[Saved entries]

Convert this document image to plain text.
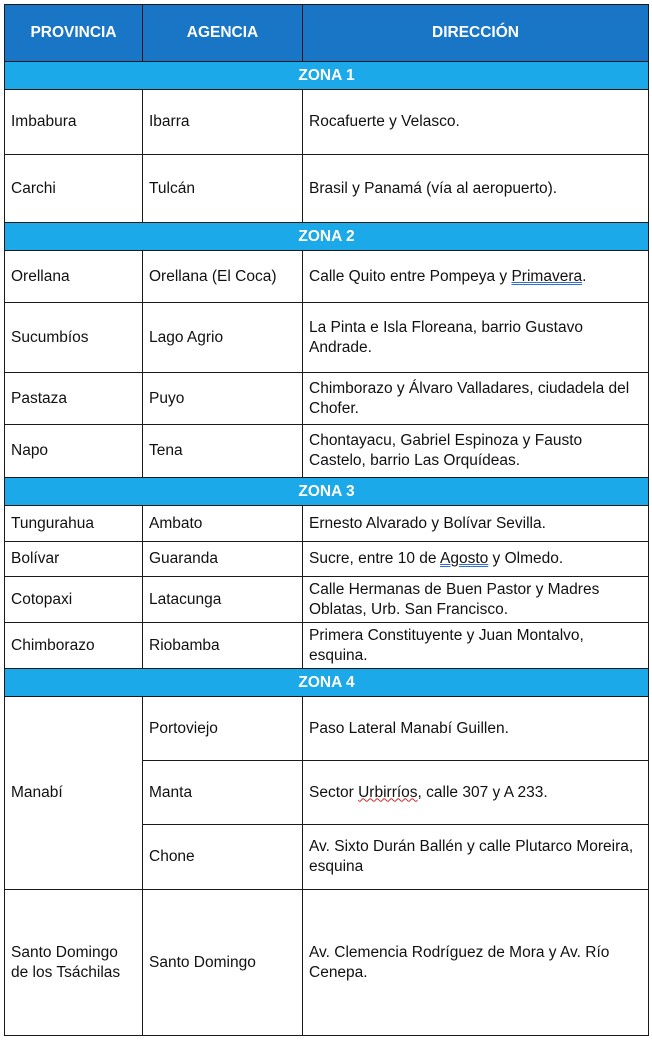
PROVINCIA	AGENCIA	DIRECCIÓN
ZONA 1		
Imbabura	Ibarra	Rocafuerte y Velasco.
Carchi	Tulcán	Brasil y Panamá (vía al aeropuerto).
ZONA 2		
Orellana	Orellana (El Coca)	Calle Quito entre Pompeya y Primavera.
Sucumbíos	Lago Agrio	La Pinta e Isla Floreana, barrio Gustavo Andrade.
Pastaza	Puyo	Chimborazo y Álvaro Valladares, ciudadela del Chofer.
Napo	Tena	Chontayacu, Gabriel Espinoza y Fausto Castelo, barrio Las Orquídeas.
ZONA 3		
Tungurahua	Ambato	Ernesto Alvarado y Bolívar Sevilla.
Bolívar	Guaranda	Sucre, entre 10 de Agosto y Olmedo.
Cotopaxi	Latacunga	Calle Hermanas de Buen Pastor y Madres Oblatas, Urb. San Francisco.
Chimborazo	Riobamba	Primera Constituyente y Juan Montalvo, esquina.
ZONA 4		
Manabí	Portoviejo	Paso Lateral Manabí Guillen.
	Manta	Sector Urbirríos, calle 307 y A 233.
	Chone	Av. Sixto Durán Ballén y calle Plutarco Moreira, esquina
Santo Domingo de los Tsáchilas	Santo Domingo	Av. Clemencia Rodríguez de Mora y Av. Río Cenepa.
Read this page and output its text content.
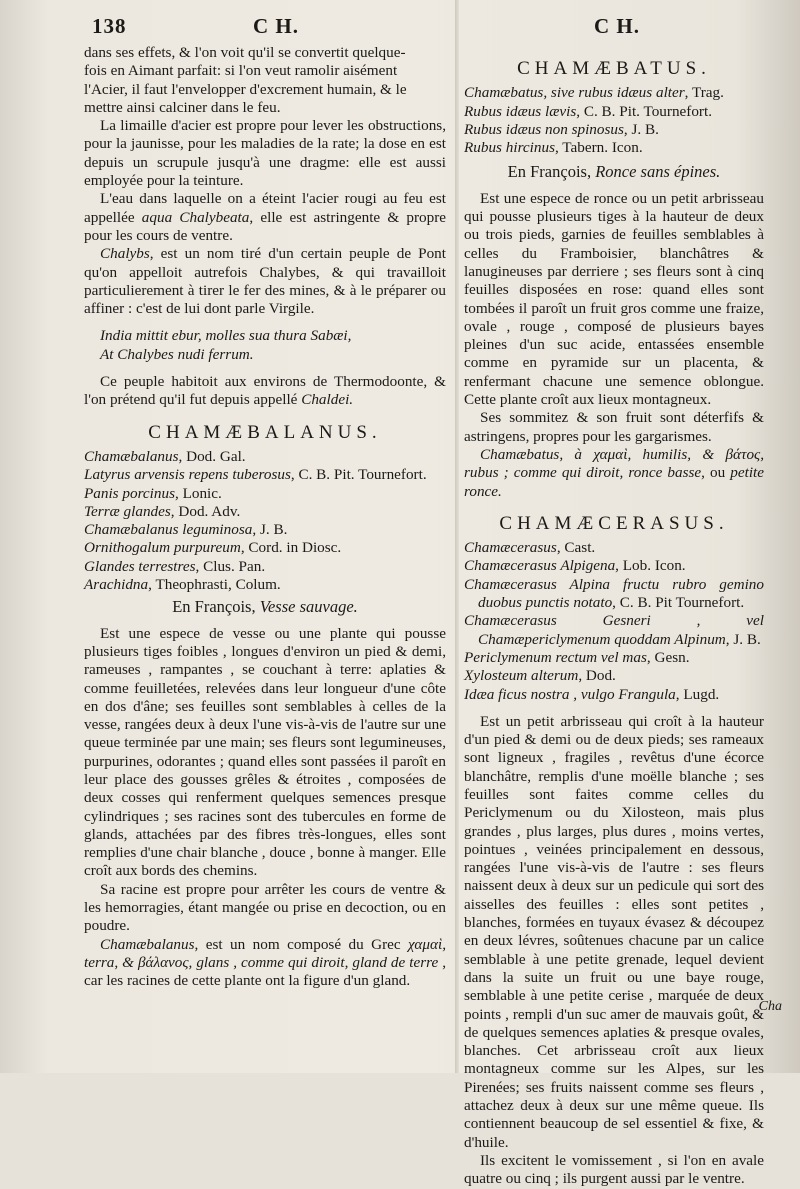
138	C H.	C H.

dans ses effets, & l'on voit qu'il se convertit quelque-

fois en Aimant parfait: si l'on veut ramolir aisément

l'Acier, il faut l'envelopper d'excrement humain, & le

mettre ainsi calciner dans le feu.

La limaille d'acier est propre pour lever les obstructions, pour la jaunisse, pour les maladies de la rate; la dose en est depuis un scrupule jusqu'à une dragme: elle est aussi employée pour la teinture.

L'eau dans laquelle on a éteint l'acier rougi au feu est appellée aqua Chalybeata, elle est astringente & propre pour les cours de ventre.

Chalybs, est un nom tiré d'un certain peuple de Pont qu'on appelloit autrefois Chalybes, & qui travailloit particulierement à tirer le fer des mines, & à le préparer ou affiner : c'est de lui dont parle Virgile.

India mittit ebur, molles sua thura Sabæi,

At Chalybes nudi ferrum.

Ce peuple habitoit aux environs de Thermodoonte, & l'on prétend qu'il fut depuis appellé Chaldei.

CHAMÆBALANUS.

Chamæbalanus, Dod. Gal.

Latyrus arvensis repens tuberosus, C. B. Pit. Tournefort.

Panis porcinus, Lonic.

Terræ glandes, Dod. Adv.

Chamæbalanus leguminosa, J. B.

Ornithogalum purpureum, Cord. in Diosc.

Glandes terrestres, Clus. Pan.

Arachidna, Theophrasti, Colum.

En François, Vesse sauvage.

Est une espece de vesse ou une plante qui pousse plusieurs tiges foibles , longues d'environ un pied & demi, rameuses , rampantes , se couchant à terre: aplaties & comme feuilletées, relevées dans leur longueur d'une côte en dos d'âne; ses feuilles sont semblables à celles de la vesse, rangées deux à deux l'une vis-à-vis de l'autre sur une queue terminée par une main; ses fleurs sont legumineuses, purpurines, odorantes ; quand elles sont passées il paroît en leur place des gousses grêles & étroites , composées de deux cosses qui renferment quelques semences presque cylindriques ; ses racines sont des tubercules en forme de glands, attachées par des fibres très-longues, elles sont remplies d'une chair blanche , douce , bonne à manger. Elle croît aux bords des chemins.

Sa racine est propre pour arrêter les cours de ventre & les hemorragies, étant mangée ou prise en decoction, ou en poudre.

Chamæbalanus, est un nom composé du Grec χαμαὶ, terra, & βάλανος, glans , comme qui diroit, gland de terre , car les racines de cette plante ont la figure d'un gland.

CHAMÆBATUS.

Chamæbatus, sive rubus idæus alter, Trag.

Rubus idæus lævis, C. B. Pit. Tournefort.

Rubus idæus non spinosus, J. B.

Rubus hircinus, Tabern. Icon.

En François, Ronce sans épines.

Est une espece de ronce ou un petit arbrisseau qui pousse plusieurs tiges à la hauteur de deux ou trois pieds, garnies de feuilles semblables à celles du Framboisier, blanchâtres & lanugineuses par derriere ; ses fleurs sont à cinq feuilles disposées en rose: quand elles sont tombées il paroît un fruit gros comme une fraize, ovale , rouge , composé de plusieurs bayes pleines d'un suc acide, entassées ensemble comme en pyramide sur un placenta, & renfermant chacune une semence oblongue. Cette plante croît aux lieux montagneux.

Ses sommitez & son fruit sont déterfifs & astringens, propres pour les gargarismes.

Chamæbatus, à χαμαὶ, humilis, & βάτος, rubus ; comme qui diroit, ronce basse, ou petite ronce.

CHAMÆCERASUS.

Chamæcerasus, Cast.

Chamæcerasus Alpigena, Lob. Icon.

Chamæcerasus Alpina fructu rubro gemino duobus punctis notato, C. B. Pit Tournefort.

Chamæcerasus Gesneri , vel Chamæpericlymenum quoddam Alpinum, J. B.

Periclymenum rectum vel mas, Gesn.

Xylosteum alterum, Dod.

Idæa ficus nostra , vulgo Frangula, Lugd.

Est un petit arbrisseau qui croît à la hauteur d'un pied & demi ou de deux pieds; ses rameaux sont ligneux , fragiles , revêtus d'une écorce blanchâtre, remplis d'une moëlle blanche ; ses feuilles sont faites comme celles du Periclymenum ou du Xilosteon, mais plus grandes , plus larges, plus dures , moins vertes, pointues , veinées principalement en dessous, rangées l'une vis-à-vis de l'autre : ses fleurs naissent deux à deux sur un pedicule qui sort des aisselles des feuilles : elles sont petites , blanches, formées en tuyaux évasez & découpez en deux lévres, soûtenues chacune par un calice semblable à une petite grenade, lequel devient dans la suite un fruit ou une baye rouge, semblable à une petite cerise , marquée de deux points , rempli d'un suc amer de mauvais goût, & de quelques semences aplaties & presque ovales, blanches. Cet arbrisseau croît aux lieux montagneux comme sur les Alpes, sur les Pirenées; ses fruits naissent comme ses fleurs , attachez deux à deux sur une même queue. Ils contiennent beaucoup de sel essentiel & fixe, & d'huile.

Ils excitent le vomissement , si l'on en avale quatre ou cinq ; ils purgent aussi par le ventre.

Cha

PROBLEM
Restate the records above in full, word for word. Keep pictures out.

CORRECT ANSWER
Convert this document image to plain text.
PROVINCIA	AGENCIA	DIRECCIÓN
ZONA 1		
Imbabura	Ibarra	Rocafuerte y Velasco.
Carchi	Tulcán	Brasil y Panamá (vía al aeropuerto).
ZONA 2		
Orellana	Orellana (El Coca)	Calle Quito entre Pompeya y Primavera.
Sucumbíos	Lago Agrio	La Pinta e Isla Floreana, barrio Gustavo Andrade.
Pastaza	Puyo	Chimborazo y Álvaro Valladares, ciudadela del Chofer.
Napo	Tena	Chontayacu, Gabriel Espinoza y Fausto Castelo, barrio Las Orquídeas.
ZONA 3		
Tungurahua	Ambato	Ernesto Alvarado y Bolívar Sevilla.
Bolívar	Guaranda	Sucre, entre 10 de Agosto y Olmedo.
Cotopaxi	Latacunga	Calle Hermanas de Buen Pastor y Madres Oblatas, Urb. San Francisco.
Chimborazo	Riobamba	Primera Constituyente y Juan Montalvo, esquina.
ZONA 4		
Manabí	Portoviejo	Paso Lateral Manabí Guillen.
	Manta	Sector Urbirríos, calle 307 y A 233.
	Chone	Av. Sixto Durán Ballén y calle Plutarco Moreira, esquina
Santo Domingo de los Tsáchilas	Santo Domingo	Av. Clemencia Rodríguez de Mora y Av. Río Cenepa.
Read this page and output its text content.
138	C H.	C H.

dans ses effets, & l'on voit qu'il se convertit quelque-

fois en Aimant parfait: si l'on veut ramolir aisément

l'Acier, il faut l'envelopper d'excrement humain, & le

mettre ainsi calciner dans le feu.

La limaille d'acier est propre pour lever les obstructions, pour la jaunisse, pour les maladies de la rate; la dose en est depuis un scrupule jusqu'à une dragme: elle est aussi employée pour la teinture.

L'eau dans laquelle on a éteint l'acier rougi au feu est appellée aqua Chalybeata, elle est astringente & propre pour les cours de ventre.

Chalybs, est un nom tiré d'un certain peuple de Pont qu'on appelloit autrefois Chalybes, & qui travailloit particulierement à tirer le fer des mines, & à le préparer ou affiner : c'est de lui dont parle Virgile.

India mittit ebur, molles sua thura Sabæi,

At Chalybes nudi ferrum.

Ce peuple habitoit aux environs de Thermodoonte, & l'on prétend qu'il fut depuis appellé Chaldei.

CHAMÆBALANUS.

Chamæbalanus, Dod. Gal.

Latyrus arvensis repens tuberosus, C. B. Pit. Tournefort.

Panis porcinus, Lonic.

Terræ glandes, Dod. Adv.

Chamæbalanus leguminosa, J. B.

Ornithogalum purpureum, Cord. in Diosc.

Glandes terrestres, Clus. Pan.

Arachidna, Theophrasti, Colum.

En François, Vesse sauvage.

Est une espece de vesse ou une plante qui pousse plusieurs tiges foibles , longues d'environ un pied & demi, rameuses , rampantes , se couchant à terre: aplaties & comme feuilletées, relevées dans leur longueur d'une côte en dos d'âne; ses feuilles sont semblables à celles de la vesse, rangées deux à deux l'une vis-à-vis de l'autre sur une queue terminée par une main; ses fleurs sont legumineuses, purpurines, odorantes ; quand elles sont passées il paroît en leur place des gousses grêles & étroites , composées de deux cosses qui renferment quelques semences presque cylindriques ; ses racines sont des tubercules en forme de glands, attachées par des fibres très-longues, elles sont remplies d'une chair blanche , douce , bonne à manger. Elle croît aux bords des chemins.

Sa racine est propre pour arrêter les cours de ventre & les hemorragies, étant mangée ou prise en decoction, ou en poudre.

Chamæbalanus, est un nom composé du Grec χαμαὶ, terra, & βάλανος, glans , comme qui diroit, gland de terre , car les racines de cette plante ont la figure d'un gland.

CHAMÆBATUS.

Chamæbatus, sive rubus idæus alter, Trag.

Rubus idæus lævis, C. B. Pit. Tournefort.

Rubus idæus non spinosus, J. B.

Rubus hircinus, Tabern. Icon.

En François, Ronce sans épines.

Est une espece de ronce ou un petit arbrisseau qui pousse plusieurs tiges à la hauteur de deux ou trois pieds, garnies de feuilles semblables à celles du Framboisier, blanchâtres & lanugineuses par derriere ; ses fleurs sont à cinq feuilles disposées en rose: quand elles sont tombées il paroît un fruit gros comme une fraize, ovale , rouge , composé de plusieurs bayes pleines d'un suc acide, entassées ensemble comme en pyramide sur un placenta, & renfermant chacune une semence oblongue. Cette plante croît aux lieux montagneux.

Ses sommitez & son fruit sont déterfifs & astringens, propres pour les gargarismes.

Chamæbatus, à χαμαὶ, humilis, & βάτος, rubus ; comme qui diroit, ronce basse, ou petite ronce.

CHAMÆCERASUS.

Chamæcerasus, Cast.

Chamæcerasus Alpigena, Lob. Icon.

Chamæcerasus Alpina fructu rubro gemino duobus punctis notato, C. B. Pit Tournefort.

Chamæcerasus Gesneri , vel Chamæpericlymenum quoddam Alpinum, J. B.

Periclymenum rectum vel mas, Gesn.

Xylosteum alterum, Dod.

Idæa ficus nostra , vulgo Frangula, Lugd.

Est un petit arbrisseau qui croît à la hauteur d'un pied & demi ou de deux pieds; ses rameaux sont ligneux , fragiles , revêtus d'une écorce blanchâtre, remplis d'une moëlle blanche ; ses feuilles sont faites comme celles du Periclymenum ou du Xilosteon, mais plus grandes , plus larges, plus dures , moins vertes, pointues , veinées principalement en dessous, rangées l'une vis-à-vis de l'autre : ses fleurs naissent deux à deux sur un pedicule qui sort des aisselles des feuilles : elles sont petites , blanches, formées en tuyaux évasez & découpez en deux lévres, soûtenues chacune par un calice semblable à une petite grenade, lequel devient dans la suite un fruit ou une baye rouge, semblable à une petite cerise , marquée de deux points , rempli d'un suc amer de mauvais goût, & de quelques semences aplaties & presque ovales, blanches. Cet arbrisseau croît aux lieux montagneux comme sur les Alpes, sur les Pirenées; ses fruits naissent comme ses fleurs , attachez deux à deux sur une même queue. Ils contiennent beaucoup de sel essentiel & fixe, & d'huile.

Ils excitent le vomissement , si l'on en avale quatre ou cinq ; ils purgent aussi par le ventre.

Cha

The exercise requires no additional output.